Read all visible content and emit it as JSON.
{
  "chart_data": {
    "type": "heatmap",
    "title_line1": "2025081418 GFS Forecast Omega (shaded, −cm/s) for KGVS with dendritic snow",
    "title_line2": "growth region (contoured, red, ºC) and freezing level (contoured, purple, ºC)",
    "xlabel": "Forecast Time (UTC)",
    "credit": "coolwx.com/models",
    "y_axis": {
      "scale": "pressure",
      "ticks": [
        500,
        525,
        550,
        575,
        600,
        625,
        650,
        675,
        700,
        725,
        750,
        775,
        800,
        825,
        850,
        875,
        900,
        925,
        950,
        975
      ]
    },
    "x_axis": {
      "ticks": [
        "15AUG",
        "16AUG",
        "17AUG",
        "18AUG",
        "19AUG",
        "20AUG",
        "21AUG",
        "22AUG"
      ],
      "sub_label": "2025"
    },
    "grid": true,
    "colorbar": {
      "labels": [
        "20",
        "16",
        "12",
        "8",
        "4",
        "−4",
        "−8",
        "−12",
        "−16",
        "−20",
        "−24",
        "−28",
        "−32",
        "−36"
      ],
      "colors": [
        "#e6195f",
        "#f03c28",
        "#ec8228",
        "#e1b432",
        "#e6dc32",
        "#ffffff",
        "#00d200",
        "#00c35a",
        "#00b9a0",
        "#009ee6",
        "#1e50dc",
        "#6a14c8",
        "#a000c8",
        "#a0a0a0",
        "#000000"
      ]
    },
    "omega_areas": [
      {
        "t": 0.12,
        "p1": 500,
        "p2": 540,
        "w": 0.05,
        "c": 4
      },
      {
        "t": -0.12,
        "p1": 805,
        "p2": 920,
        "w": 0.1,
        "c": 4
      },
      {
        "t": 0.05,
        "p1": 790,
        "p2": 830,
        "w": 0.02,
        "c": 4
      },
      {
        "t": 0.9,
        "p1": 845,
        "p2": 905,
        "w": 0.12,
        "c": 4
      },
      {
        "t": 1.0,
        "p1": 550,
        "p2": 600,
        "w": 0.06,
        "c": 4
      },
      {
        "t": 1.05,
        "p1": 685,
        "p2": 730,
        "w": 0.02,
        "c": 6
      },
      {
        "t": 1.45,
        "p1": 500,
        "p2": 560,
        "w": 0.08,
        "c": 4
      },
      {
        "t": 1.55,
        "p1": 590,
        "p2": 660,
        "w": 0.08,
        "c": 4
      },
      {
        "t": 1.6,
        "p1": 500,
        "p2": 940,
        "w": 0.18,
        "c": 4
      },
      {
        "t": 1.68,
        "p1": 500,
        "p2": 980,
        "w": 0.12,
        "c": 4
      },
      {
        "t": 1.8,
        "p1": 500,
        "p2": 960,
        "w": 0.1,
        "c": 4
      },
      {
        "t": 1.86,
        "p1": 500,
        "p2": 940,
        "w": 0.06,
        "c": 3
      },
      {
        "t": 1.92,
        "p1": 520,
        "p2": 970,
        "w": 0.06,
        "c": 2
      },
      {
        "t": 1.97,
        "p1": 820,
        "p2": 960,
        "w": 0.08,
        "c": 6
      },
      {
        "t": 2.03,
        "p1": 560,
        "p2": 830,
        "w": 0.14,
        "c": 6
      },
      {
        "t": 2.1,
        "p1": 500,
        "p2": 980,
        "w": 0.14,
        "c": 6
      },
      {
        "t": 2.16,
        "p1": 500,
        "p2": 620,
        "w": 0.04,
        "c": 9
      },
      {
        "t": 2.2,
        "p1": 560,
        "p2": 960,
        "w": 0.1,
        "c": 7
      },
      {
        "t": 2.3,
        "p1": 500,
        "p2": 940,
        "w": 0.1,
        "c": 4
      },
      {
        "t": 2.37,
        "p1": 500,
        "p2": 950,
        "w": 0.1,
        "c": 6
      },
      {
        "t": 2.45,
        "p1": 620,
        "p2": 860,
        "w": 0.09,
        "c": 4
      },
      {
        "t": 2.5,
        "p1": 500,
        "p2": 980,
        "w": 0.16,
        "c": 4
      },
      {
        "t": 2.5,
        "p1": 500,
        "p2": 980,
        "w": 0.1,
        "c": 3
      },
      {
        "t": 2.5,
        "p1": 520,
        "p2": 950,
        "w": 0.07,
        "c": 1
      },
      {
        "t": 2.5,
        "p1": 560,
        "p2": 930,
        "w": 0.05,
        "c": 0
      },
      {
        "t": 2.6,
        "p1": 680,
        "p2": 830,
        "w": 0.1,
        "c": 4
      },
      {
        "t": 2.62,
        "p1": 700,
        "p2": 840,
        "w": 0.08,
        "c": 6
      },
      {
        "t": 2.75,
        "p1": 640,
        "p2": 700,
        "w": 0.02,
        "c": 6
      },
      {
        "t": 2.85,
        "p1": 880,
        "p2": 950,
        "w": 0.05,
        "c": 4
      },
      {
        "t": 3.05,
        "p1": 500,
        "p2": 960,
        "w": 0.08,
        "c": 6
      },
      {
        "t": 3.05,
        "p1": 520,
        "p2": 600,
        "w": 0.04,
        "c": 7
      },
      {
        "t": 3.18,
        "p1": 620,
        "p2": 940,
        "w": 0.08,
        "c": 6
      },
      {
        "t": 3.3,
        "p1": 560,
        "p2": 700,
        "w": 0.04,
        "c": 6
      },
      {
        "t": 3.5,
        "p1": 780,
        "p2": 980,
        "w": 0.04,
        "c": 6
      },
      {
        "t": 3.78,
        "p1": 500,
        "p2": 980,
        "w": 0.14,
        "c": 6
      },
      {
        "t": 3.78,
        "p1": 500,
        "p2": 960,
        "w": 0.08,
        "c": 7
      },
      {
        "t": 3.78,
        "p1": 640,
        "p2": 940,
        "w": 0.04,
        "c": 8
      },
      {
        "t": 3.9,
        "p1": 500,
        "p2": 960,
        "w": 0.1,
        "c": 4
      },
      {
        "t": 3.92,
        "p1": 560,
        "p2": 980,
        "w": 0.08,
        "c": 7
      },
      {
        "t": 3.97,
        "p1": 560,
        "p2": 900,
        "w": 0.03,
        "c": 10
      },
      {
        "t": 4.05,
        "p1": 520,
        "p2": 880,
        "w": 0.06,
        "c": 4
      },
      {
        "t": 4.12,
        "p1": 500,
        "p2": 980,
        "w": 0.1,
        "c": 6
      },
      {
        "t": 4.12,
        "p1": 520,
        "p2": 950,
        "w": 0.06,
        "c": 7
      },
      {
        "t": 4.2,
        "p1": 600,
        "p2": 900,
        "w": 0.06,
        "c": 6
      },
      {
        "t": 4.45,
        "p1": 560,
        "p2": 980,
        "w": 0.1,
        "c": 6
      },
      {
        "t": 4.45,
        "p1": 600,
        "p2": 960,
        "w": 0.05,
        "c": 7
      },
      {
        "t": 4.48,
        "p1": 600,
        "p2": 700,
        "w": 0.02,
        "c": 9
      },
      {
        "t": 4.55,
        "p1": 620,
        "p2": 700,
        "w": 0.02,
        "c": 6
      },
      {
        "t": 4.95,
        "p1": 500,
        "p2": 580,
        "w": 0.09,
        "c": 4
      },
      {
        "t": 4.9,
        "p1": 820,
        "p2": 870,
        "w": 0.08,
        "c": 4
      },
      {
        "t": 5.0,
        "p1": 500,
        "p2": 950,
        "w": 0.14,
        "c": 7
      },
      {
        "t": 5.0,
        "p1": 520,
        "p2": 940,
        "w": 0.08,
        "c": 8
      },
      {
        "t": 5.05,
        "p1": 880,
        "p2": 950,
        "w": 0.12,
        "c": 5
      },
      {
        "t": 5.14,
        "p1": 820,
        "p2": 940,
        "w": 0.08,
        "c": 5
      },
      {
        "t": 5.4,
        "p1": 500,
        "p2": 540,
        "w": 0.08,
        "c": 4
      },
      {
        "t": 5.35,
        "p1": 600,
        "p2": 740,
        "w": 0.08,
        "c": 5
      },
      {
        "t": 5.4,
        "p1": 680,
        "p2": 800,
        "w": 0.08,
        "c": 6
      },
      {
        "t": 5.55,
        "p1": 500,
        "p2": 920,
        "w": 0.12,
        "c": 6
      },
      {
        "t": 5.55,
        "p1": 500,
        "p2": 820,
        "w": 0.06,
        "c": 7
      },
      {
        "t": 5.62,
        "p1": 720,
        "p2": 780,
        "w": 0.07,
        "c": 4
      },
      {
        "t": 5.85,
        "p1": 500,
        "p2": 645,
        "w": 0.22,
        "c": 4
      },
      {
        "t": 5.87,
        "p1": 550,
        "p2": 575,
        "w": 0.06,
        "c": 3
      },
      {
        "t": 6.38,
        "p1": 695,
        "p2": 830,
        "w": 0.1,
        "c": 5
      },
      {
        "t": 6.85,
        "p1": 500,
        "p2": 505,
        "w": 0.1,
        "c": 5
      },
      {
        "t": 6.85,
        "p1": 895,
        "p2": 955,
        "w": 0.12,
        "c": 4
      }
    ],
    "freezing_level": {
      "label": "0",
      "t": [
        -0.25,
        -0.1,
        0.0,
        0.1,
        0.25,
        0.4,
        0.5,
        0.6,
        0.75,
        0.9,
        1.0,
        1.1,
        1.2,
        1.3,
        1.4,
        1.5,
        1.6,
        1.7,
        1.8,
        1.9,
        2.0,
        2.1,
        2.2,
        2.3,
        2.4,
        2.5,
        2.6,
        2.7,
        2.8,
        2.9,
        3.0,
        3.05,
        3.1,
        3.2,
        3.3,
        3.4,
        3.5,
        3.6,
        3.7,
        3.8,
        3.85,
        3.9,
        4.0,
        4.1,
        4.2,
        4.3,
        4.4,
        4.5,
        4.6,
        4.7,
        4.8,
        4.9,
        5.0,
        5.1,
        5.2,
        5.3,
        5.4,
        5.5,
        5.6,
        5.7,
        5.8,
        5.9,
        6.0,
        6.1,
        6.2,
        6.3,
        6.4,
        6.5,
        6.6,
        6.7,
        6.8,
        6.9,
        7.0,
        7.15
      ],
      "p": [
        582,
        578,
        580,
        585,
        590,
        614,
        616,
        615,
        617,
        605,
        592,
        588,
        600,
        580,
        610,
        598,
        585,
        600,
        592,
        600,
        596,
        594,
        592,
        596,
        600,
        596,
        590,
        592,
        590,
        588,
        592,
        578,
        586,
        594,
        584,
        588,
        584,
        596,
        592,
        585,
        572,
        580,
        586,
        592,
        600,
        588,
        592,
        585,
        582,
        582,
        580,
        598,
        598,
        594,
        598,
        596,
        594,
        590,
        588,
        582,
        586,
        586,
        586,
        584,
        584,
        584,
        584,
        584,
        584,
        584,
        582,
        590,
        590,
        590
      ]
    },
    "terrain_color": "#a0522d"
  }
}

■ **Set problem**: Copy each line of the listing that includes "Forecast".

■ **Solution to the problem**:
    "title_line1": "2025081418 GFS Forecast Omega (shaded, −cm/s) for KGVS with dendritic snow",
    "xlabel": "Forecast Time (UTC)",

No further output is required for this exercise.